(Recorded data)

* start *

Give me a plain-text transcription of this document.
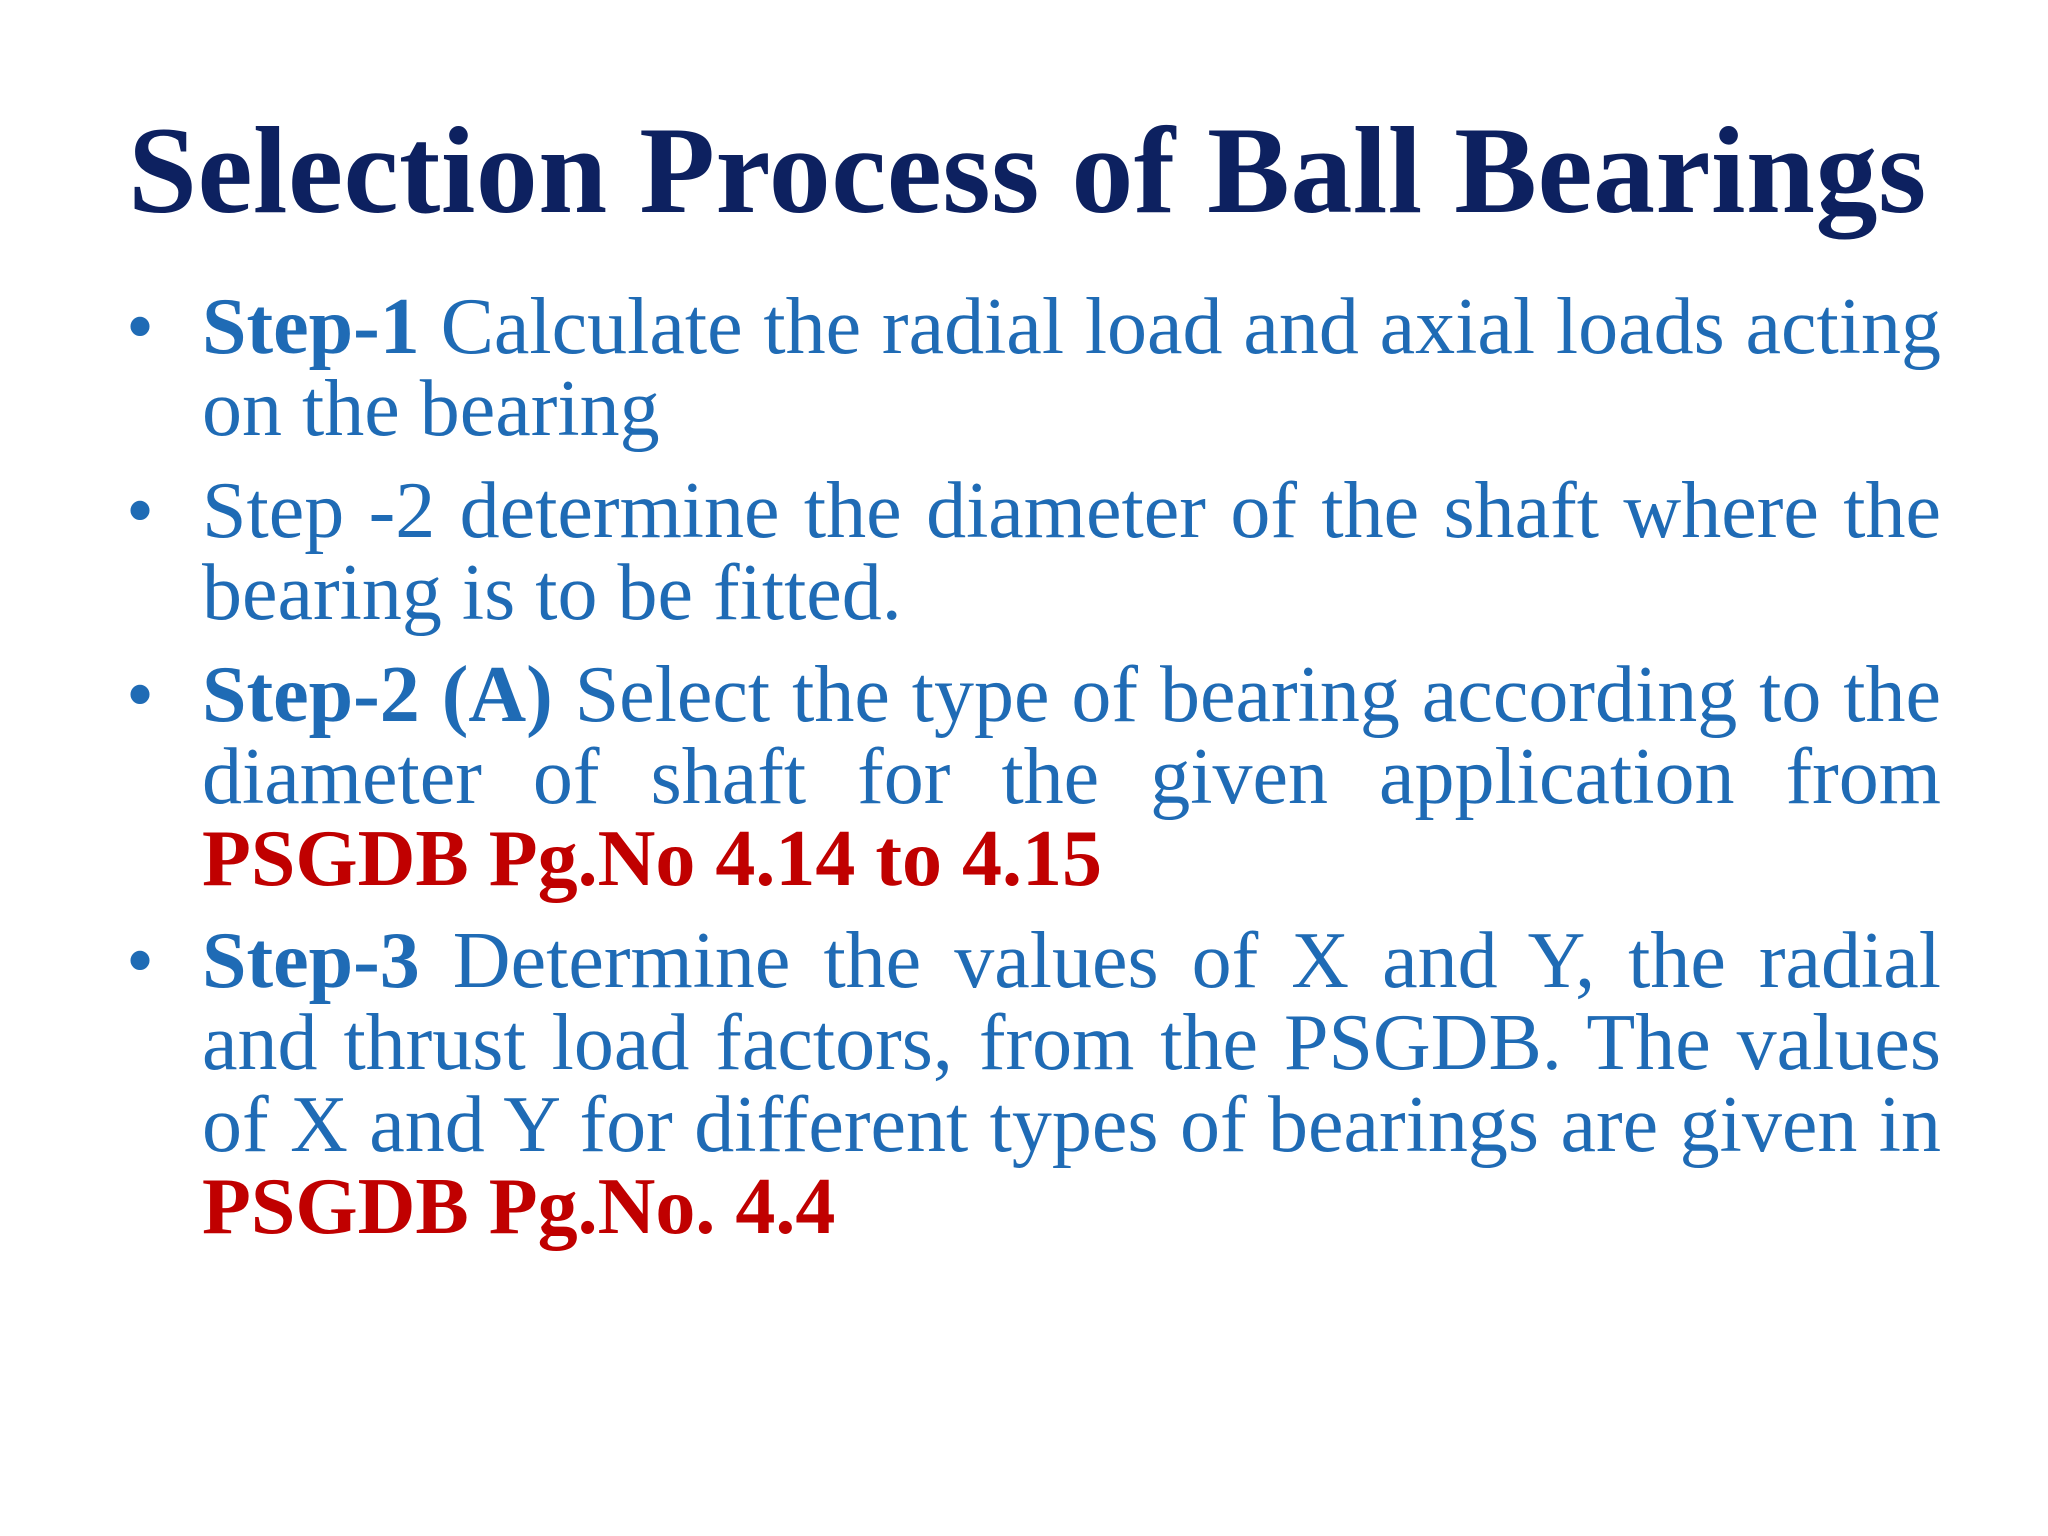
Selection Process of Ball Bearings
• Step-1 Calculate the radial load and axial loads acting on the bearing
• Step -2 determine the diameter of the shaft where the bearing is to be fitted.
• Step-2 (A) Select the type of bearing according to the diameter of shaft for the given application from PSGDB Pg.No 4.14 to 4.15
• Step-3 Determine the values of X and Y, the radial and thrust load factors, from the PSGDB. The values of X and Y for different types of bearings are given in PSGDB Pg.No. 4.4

* end *
* start *

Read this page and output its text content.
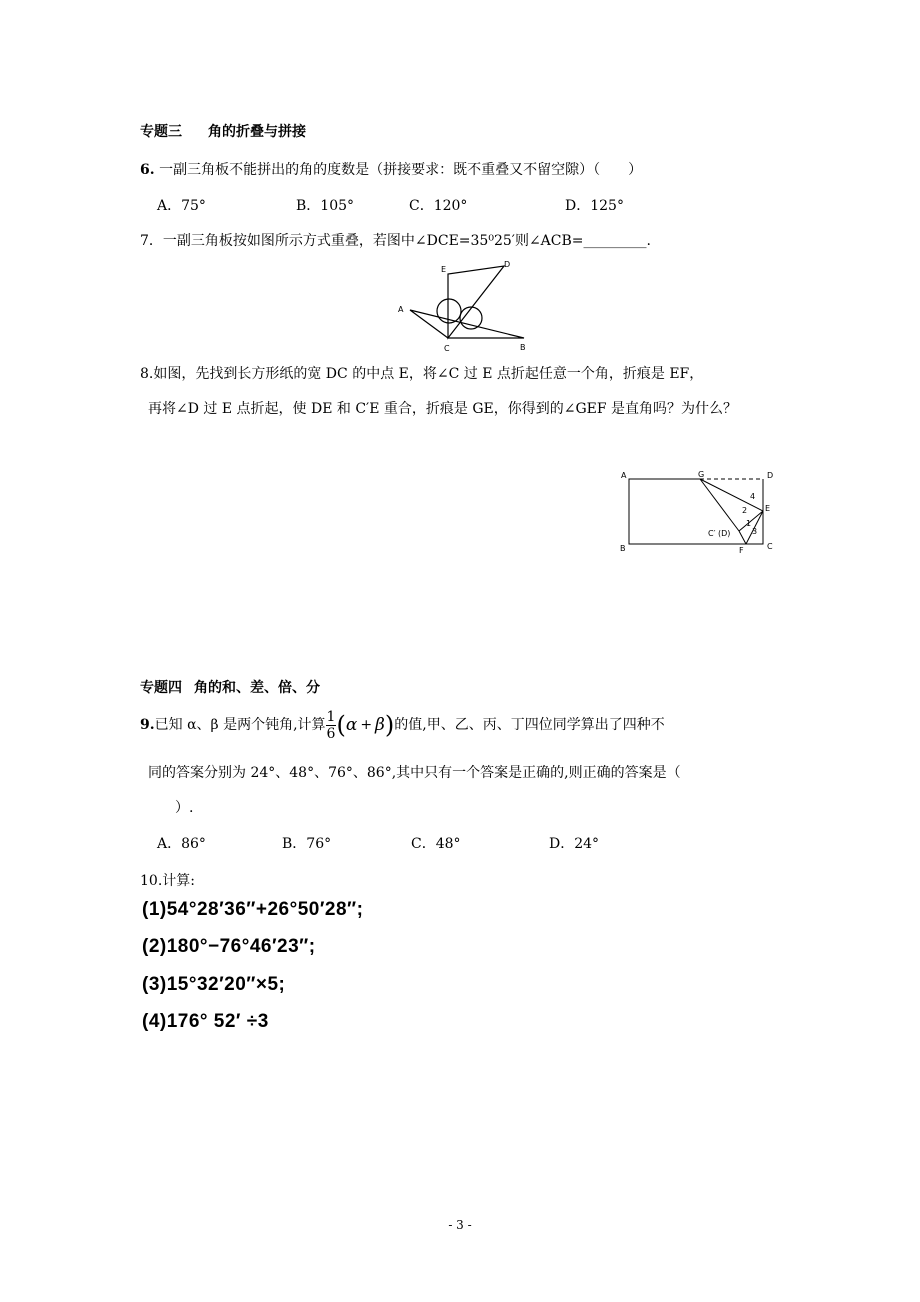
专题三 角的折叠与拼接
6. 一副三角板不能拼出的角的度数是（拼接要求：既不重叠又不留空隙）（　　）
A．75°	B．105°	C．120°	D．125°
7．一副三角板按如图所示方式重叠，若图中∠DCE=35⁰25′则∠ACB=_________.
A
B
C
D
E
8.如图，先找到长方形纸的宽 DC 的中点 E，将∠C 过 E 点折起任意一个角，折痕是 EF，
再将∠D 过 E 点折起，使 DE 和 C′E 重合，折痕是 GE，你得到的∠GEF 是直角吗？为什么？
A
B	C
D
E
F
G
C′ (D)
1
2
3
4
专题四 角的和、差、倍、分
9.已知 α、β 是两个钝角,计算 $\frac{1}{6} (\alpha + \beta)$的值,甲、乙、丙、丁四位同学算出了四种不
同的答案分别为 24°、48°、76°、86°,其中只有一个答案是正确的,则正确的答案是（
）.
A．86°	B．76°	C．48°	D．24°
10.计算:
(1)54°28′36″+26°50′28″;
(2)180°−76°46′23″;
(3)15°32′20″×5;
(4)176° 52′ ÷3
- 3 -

* end *

SET PROBLEM:
The records are above. How many lines in them contain the word "diameter"? Give the number alone.

WRITTEN ANSWER:
2